**AVAILABLE DATA**.
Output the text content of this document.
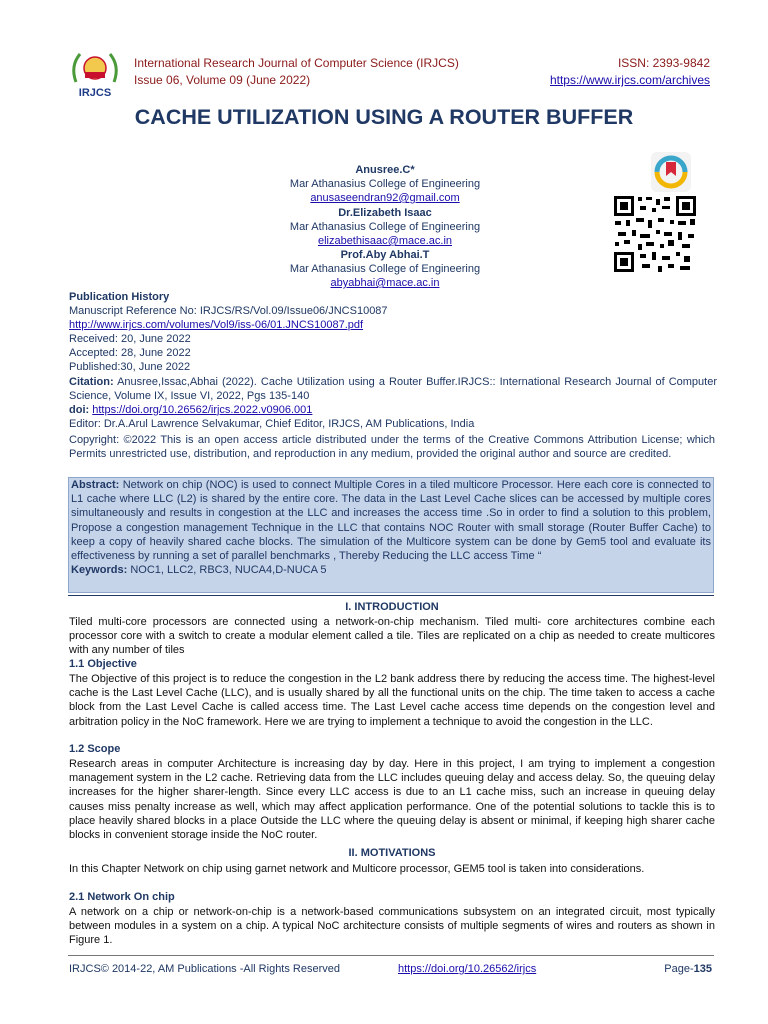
IRJCS
International Research Journal of Computer Science (IRJCS)
Issue 06, Volume 09 (June 2022)
ISSN: 2393-9842
https://www.irjcs.com/archives
CACHE UTILIZATION USING A ROUTER BUFFER
Anusree.C*
Mar Athanasius College of Engineering
anusaseendran92@gmail.com
Dr.Elizabeth Isaac
Mar Athanasius College of Engineering
elizabethisaac@mace.ac.in
Prof.Aby Abhai.T
Mar Athanasius College of Engineering
abyabhai@mace.ac.in
Publication History
Manuscript Reference No: IRJCS/RS/Vol.09/Issue06/JNCS10087
http://www.irjcs.com/volumes/Vol9/iss-06/01.JNCS10087.pdf
Received: 20, June 2022
Accepted: 28, June 2022
Published:30, June 2022
Citation: Anusree,Issac,Abhai (2022). Cache Utilization using a Router Buffer.IRJCS:: International Research Journal of Computer Science, Volume IX, Issue VI, 2022, Pgs 135-140
doi: https://doi.org/10.26562/irjcs.2022.v0906.001
Editor: Dr.A.Arul Lawrence Selvakumar, Chief Editor, IRJCS, AM Publications, India
Copyright: ©2022 This is an open access article distributed under the terms of the Creative Commons Attribution License; which Permits unrestricted use, distribution, and reproduction in any medium, provided the original author and source are credited.
Abstract: Network on chip (NOC) is used to connect Multiple Cores in a tiled multicore Processor. Here each core is connected to L1 cache where LLC (L2) is shared by the entire core. The data in the Last Level Cache slices can be accessed by multiple cores simultaneously and results in congestion at the LLC and increases the access time .So in order to find a solution to this problem, Propose a congestion management Technique in the LLC that contains NOC Router with small storage (Router Buffer Cache) to keep a copy of heavily shared cache blocks. The simulation of the Multicore system can be done by Gem5 tool and evaluate its effectiveness by running a set of parallel benchmarks , Thereby Reducing the LLC access Time “
Keywords: NOC1, LLC2, RBC3, NUCA4,D-NUCA 5
I. INTRODUCTION
Tiled multi-core processors are connected using a network-on-chip mechanism. Tiled multi- core architectures combine each processor core with a switch to create a modular element called a tile. Tiles are replicated on a chip as needed to create multicores with any number of tiles
1.1 Objective
The Objective of this project is to reduce the congestion in the L2 bank address there by reducing the access time. The highest-level cache is the Last Level Cache (LLC), and is usually shared by all the functional units on the chip. The time taken to access a cache block from the Last Level Cache is called access time. The Last Level cache access time depends on the congestion level and arbitration policy in the NoC framework. Here we are trying to implement a technique to avoid the congestion in the LLC.
1.2 Scope
Research areas in computer Architecture is increasing day by day. Here in this project, I am trying to implement a congestion management system in the L2 cache. Retrieving data from the LLC includes queuing delay and access delay. So, the queuing delay increases for the higher sharer-length. Since every LLC access is due to an L1 cache miss, such an increase in queuing delay causes miss penalty increase as well, which may affect application performance. One of the potential solutions to tackle this is to place heavily shared blocks in a place Outside the LLC where the queuing delay is absent or minimal, if keeping high sharer cache blocks in convenient storage inside the NoC router.
II. MOTIVATIONS
In this Chapter Network on chip using garnet network and Multicore processor, GEM5 tool is taken into considerations.
2.1 Network On chip
A network on a chip or network-on-chip is a network-based communications subsystem on an integrated circuit, most typically between modules in a system on a chip. A typical NoC architecture consists of multiple segments of wires and routers as shown in Figure 1.
IRJCS© 2014-22, AM Publications -All Rights Reserved	https://doi.org/10.26562/irjcs	Page-135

**AIM OF THE TASK**. Print out the lines exactly, skipping any picture.

**ANSWER TO THE EXERCISE**.
Output the text content of this document.
IRJCS
International Research Journal of Computer Science (IRJCS)
Issue 06, Volume 09 (June 2022)
ISSN: 2393-9842
https://www.irjcs.com/archives
CACHE UTILIZATION USING A ROUTER BUFFER
Anusree.C*
Mar Athanasius College of Engineering
anusaseendran92@gmail.com
Dr.Elizabeth Isaac
Mar Athanasius College of Engineering
elizabethisaac@mace.ac.in
Prof.Aby Abhai.T
Mar Athanasius College of Engineering
abyabhai@mace.ac.in
Publication History
Manuscript Reference No: IRJCS/RS/Vol.09/Issue06/JNCS10087
http://www.irjcs.com/volumes/Vol9/iss-06/01.JNCS10087.pdf
Received: 20, June 2022
Accepted: 28, June 2022
Published:30, June 2022
Citation: Anusree,Issac,Abhai (2022). Cache Utilization using a Router Buffer.IRJCS:: International Research Journal of Computer Science, Volume IX, Issue VI, 2022, Pgs 135-140
doi: https://doi.org/10.26562/irjcs.2022.v0906.001
Editor: Dr.A.Arul Lawrence Selvakumar, Chief Editor, IRJCS, AM Publications, India
Copyright: ©2022 This is an open access article distributed under the terms of the Creative Commons Attribution License; which Permits unrestricted use, distribution, and reproduction in any medium, provided the original author and source are credited.
Abstract: Network on chip (NOC) is used to connect Multiple Cores in a tiled multicore Processor. Here each core is connected to L1 cache where LLC (L2) is shared by the entire core. The data in the Last Level Cache slices can be accessed by multiple cores simultaneously and results in congestion at the LLC and increases the access time .So in order to find a solution to this problem, Propose a congestion management Technique in the LLC that contains NOC Router with small storage (Router Buffer Cache) to keep a copy of heavily shared cache blocks. The simulation of the Multicore system can be done by Gem5 tool and evaluate its effectiveness by running a set of parallel benchmarks , Thereby Reducing the LLC access Time “
Keywords: NOC1, LLC2, RBC3, NUCA4,D-NUCA 5
I. INTRODUCTION
Tiled multi-core processors are connected using a network-on-chip mechanism. Tiled multi- core architectures combine each processor core with a switch to create a modular element called a tile. Tiles are replicated on a chip as needed to create multicores with any number of tiles
1.1 Objective
The Objective of this project is to reduce the congestion in the L2 bank address there by reducing the access time. The highest-level cache is the Last Level Cache (LLC), and is usually shared by all the functional units on the chip. The time taken to access a cache block from the Last Level Cache is called access time. The Last Level cache access time depends on the congestion level and arbitration policy in the NoC framework. Here we are trying to implement a technique to avoid the congestion in the LLC.
1.2 Scope
Research areas in computer Architecture is increasing day by day. Here in this project, I am trying to implement a congestion management system in the L2 cache. Retrieving data from the LLC includes queuing delay and access delay. So, the queuing delay increases for the higher sharer-length. Since every LLC access is due to an L1 cache miss, such an increase in queuing delay causes miss penalty increase as well, which may affect application performance. One of the potential solutions to tackle this is to place heavily shared blocks in a place Outside the LLC where the queuing delay is absent or minimal, if keeping high sharer cache blocks in convenient storage inside the NoC router.
II. MOTIVATIONS
In this Chapter Network on chip using garnet network and Multicore processor, GEM5 tool is taken into considerations.
2.1 Network On chip
A network on a chip or network-on-chip is a network-based communications subsystem on an integrated circuit, most typically between modules in a system on a chip. A typical NoC architecture consists of multiple segments of wires and routers as shown in Figure 1.
IRJCS© 2014-22, AM Publications -All Rights Reserved	https://doi.org/10.26562/irjcs	Page-135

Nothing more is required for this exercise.